>> START DATA FOR THIS EXERCISE

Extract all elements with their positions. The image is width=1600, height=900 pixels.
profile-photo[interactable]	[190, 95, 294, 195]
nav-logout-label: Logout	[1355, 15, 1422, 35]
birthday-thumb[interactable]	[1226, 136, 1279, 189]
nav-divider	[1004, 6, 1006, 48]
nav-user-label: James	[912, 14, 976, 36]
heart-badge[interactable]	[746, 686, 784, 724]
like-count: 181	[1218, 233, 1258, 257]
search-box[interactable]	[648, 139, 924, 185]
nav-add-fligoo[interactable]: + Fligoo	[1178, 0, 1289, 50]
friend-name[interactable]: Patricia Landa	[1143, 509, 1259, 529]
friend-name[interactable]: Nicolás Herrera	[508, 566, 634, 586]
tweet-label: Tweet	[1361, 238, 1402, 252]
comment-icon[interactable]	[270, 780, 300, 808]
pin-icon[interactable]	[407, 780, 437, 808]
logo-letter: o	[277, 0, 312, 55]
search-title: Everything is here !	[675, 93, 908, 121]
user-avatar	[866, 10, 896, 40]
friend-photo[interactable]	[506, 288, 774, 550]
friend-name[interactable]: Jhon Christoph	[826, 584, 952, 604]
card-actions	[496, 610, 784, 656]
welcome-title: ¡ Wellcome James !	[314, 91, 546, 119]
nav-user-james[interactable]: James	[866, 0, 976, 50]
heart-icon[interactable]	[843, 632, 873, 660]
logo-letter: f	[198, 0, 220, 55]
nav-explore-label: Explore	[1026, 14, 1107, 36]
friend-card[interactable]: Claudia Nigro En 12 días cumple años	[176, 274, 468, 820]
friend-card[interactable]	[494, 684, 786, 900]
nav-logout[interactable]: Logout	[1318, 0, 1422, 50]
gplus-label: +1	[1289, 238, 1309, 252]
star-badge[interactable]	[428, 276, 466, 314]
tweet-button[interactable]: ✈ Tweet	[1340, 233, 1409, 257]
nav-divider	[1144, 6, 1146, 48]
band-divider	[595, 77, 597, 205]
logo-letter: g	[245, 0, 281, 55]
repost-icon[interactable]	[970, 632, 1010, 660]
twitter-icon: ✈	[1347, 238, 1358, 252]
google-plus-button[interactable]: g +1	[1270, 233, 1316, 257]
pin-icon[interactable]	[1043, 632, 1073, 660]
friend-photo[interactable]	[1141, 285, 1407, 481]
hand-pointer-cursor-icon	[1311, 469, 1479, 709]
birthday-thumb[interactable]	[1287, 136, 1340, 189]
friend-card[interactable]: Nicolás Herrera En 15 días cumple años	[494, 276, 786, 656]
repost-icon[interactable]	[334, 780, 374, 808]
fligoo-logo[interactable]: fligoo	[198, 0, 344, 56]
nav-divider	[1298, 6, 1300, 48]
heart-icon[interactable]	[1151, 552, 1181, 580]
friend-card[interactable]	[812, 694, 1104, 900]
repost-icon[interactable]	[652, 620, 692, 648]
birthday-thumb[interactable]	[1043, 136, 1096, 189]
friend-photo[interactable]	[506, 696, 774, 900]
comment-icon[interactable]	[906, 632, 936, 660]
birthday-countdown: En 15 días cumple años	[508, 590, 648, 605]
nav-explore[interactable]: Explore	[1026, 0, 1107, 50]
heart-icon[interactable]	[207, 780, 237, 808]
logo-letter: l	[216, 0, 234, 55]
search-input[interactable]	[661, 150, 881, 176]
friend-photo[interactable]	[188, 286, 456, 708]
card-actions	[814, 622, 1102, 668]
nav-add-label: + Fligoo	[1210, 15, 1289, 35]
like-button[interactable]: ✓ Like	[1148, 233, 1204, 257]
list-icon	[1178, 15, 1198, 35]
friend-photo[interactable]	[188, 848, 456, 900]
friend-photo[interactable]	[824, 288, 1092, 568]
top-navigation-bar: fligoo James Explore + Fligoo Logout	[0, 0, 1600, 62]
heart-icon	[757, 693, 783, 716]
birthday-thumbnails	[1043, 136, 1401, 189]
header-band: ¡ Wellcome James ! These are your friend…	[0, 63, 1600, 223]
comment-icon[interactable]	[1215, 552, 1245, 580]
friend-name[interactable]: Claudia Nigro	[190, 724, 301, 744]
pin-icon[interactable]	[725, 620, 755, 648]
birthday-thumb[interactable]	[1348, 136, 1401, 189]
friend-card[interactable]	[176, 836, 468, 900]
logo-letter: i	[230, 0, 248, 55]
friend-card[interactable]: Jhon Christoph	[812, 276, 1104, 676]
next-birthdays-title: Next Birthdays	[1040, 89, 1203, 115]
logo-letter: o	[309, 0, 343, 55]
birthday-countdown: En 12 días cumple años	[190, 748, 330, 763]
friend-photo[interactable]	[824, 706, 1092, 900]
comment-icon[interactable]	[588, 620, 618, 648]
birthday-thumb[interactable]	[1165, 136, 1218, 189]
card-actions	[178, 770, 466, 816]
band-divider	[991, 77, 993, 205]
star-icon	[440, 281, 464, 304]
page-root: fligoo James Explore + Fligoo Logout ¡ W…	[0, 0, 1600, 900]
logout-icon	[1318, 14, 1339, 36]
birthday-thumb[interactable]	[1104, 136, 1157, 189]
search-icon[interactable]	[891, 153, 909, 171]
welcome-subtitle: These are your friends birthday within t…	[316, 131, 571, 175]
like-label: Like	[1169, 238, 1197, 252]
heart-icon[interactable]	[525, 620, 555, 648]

>> END DATA FOR THIS EXERCISE

=== WHAT IS REQUIRED ===
Give the lines of the entries as a numbered list, from the first line through the line containing "welcome-title: ¡ Wellcome", both included, with blank lines left out.

=== WRITTEN SOLUTION ===
1. Extract all elements with their positions. The image is width=1600, height=900 pixels.
2. profile-photo[interactable]	[190, 95, 294, 195]
3. nav-logout-label: Logout	[1355, 15, 1422, 35]
4. birthday-thumb[interactable]	[1226, 136, 1279, 189]
5. nav-divider	[1004, 6, 1006, 48]
6. nav-user-label: James	[912, 14, 976, 36]
7. heart-badge[interactable]	[746, 686, 784, 724]
8. like-count: 181	[1218, 233, 1258, 257]
9. search-box[interactable]	[648, 139, 924, 185]
10. nav-add-fligoo[interactable]: + Fligoo	[1178, 0, 1289, 50]
11. friend-name[interactable]: Patricia Landa	[1143, 509, 1259, 529]
12. friend-name[interactable]: Nicolás Herrera	[508, 566, 634, 586]
13. tweet-label: Tweet	[1361, 238, 1402, 252]
14. comment-icon[interactable]	[270, 780, 300, 808]
15. pin-icon[interactable]	[407, 780, 437, 808]
16. logo-letter: o	[277, 0, 312, 55]
17. search-title: Everything is here !	[675, 93, 908, 121]
18. user-avatar	[866, 10, 896, 40]
19. friend-photo[interactable]	[506, 288, 774, 550]
20. friend-name[interactable]: Jhon Christoph	[826, 584, 952, 604]
21. card-actions	[496, 610, 784, 656]
22. welcome-title: ¡ Wellcome James !	[314, 91, 546, 119]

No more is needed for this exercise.